• Written task: Write out exactly the lines from the one with "Extract all readable text from this page." through the last line. Pictures stay out.

++++ Extracted records

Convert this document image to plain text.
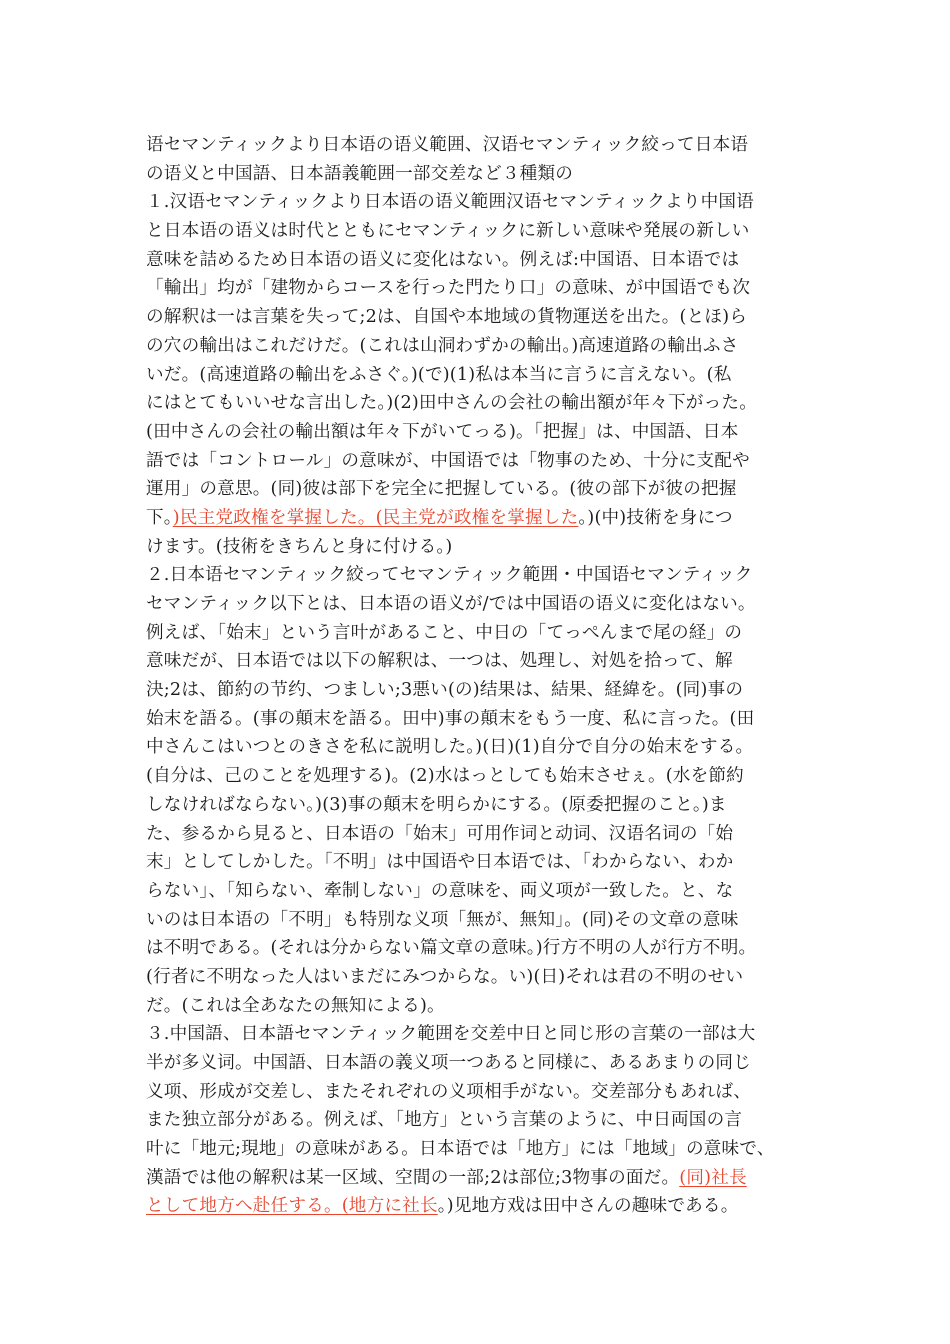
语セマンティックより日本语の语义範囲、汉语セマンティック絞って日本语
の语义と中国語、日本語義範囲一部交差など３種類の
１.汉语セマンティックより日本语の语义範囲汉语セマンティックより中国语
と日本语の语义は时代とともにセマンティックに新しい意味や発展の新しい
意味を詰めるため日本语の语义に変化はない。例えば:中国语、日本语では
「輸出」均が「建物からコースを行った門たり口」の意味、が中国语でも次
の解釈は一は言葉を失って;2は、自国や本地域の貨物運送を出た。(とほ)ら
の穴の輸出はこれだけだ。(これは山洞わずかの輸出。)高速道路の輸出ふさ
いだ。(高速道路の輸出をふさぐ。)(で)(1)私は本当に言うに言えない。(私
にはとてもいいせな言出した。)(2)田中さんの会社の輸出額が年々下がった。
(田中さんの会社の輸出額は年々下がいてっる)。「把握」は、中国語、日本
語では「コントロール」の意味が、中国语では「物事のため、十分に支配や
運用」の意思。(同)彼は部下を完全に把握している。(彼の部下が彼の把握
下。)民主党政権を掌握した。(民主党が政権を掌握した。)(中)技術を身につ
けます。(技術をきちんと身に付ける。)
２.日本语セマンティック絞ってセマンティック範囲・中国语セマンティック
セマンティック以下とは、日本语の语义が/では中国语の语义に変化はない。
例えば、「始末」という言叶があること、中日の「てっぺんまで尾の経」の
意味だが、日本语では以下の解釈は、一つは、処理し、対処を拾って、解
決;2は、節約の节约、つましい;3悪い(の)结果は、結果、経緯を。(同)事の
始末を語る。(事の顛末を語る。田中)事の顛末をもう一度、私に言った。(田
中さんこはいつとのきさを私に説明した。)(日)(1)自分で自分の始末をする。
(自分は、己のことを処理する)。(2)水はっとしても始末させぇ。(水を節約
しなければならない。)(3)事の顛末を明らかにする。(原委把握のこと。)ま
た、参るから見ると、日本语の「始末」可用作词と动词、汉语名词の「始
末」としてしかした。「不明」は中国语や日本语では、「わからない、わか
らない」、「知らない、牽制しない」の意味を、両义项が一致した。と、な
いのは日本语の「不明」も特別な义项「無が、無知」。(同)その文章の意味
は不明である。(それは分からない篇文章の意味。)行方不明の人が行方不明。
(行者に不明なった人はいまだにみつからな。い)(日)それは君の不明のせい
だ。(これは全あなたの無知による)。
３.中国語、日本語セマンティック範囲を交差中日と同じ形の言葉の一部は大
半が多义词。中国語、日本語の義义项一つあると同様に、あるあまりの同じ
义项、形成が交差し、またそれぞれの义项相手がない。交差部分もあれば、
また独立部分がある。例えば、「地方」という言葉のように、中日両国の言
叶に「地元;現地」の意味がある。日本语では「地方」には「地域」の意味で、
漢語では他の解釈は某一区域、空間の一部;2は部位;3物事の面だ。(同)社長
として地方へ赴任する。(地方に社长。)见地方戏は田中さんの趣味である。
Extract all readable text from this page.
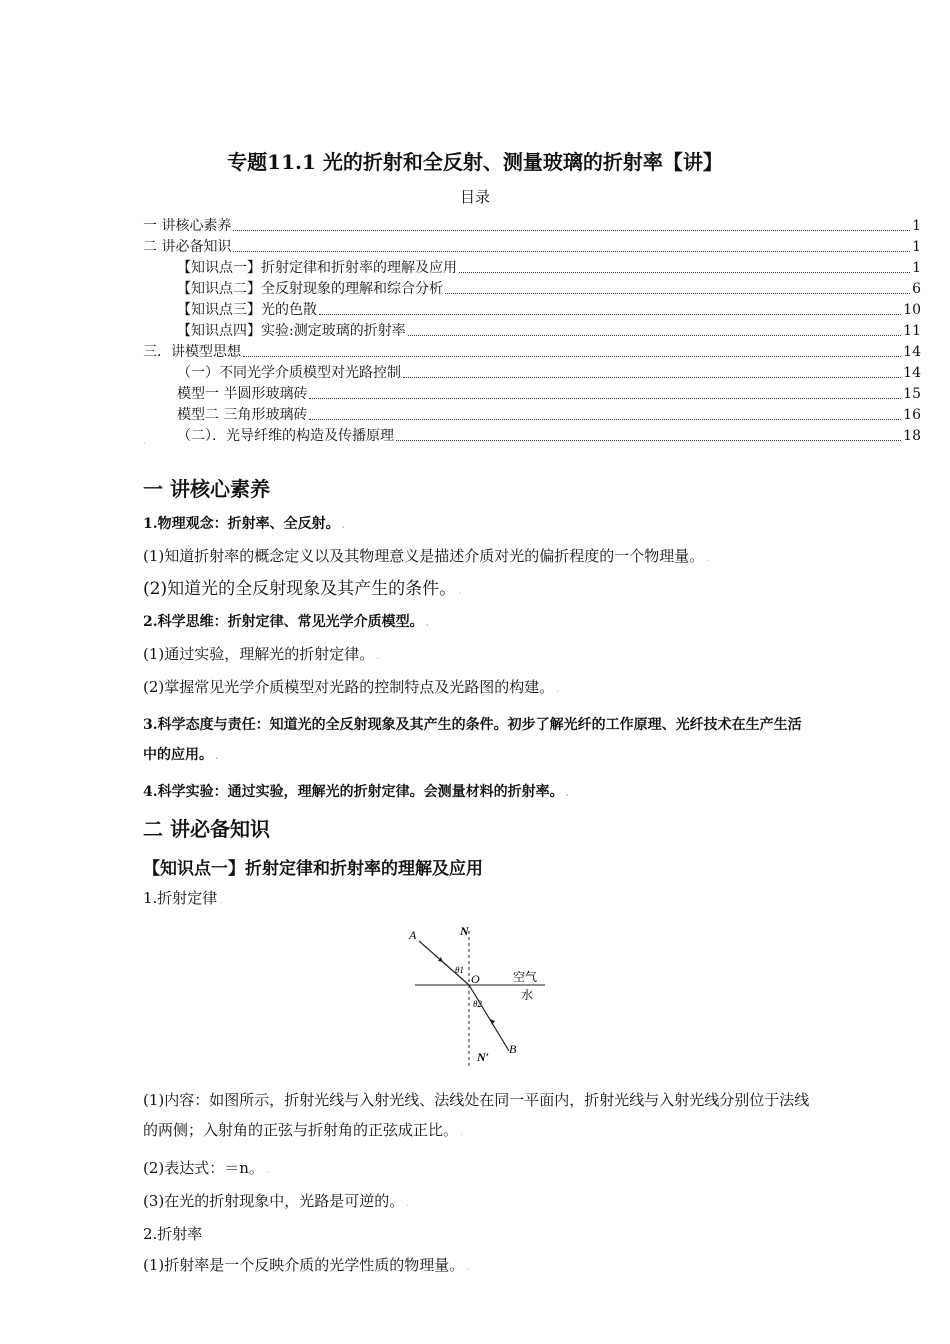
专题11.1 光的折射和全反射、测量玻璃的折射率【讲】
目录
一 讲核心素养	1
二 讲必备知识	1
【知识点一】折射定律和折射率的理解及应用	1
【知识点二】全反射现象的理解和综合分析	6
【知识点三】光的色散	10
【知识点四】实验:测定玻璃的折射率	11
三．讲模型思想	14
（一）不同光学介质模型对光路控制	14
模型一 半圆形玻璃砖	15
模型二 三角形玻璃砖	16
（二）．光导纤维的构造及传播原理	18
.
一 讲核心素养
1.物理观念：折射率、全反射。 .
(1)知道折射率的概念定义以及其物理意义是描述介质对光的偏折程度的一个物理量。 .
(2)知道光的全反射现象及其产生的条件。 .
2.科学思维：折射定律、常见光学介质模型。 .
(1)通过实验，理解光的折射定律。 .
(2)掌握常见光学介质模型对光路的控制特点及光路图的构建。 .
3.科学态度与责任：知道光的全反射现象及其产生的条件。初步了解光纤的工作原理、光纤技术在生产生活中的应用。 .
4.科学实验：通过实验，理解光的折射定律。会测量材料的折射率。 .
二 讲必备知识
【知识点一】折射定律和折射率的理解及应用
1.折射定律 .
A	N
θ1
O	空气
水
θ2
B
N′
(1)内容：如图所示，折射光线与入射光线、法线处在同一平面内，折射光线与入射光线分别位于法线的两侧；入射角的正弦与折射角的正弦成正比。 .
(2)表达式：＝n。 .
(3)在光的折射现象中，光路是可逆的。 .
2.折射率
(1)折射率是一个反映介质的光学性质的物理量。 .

++++++++

• Solved exercise:
Extract all readable text from this page.
专题11.1 光的折射和全反射、测量玻璃的折射率【讲】
目录
一 讲核心素养	1
二 讲必备知识	1
【知识点一】折射定律和折射率的理解及应用	1
【知识点二】全反射现象的理解和综合分析	6
【知识点三】光的色散	10
【知识点四】实验:测定玻璃的折射率	11
三．讲模型思想	14
（一）不同光学介质模型对光路控制	14
模型一 半圆形玻璃砖	15
模型二 三角形玻璃砖	16
（二）．光导纤维的构造及传播原理	18
.
一 讲核心素养
1.物理观念：折射率、全反射。 .
(1)知道折射率的概念定义以及其物理意义是描述介质对光的偏折程度的一个物理量。 .
(2)知道光的全反射现象及其产生的条件。 .
2.科学思维：折射定律、常见光学介质模型。 .
(1)通过实验，理解光的折射定律。 .
(2)掌握常见光学介质模型对光路的控制特点及光路图的构建。 .
3.科学态度与责任：知道光的全反射现象及其产生的条件。初步了解光纤的工作原理、光纤技术在生产生活中的应用。 .
4.科学实验：通过实验，理解光的折射定律。会测量材料的折射率。 .
二 讲必备知识
【知识点一】折射定律和折射率的理解及应用
1.折射定律 .
A	N
θ1
O	空气
水
θ2
B
N′
(1)内容：如图所示，折射光线与入射光线、法线处在同一平面内，折射光线与入射光线分别位于法线的两侧；入射角的正弦与折射角的正弦成正比。 .
(2)表达式：＝n。 .
(3)在光的折射现象中，光路是可逆的。 .
2.折射率
(1)折射率是一个反映介质的光学性质的物理量。 .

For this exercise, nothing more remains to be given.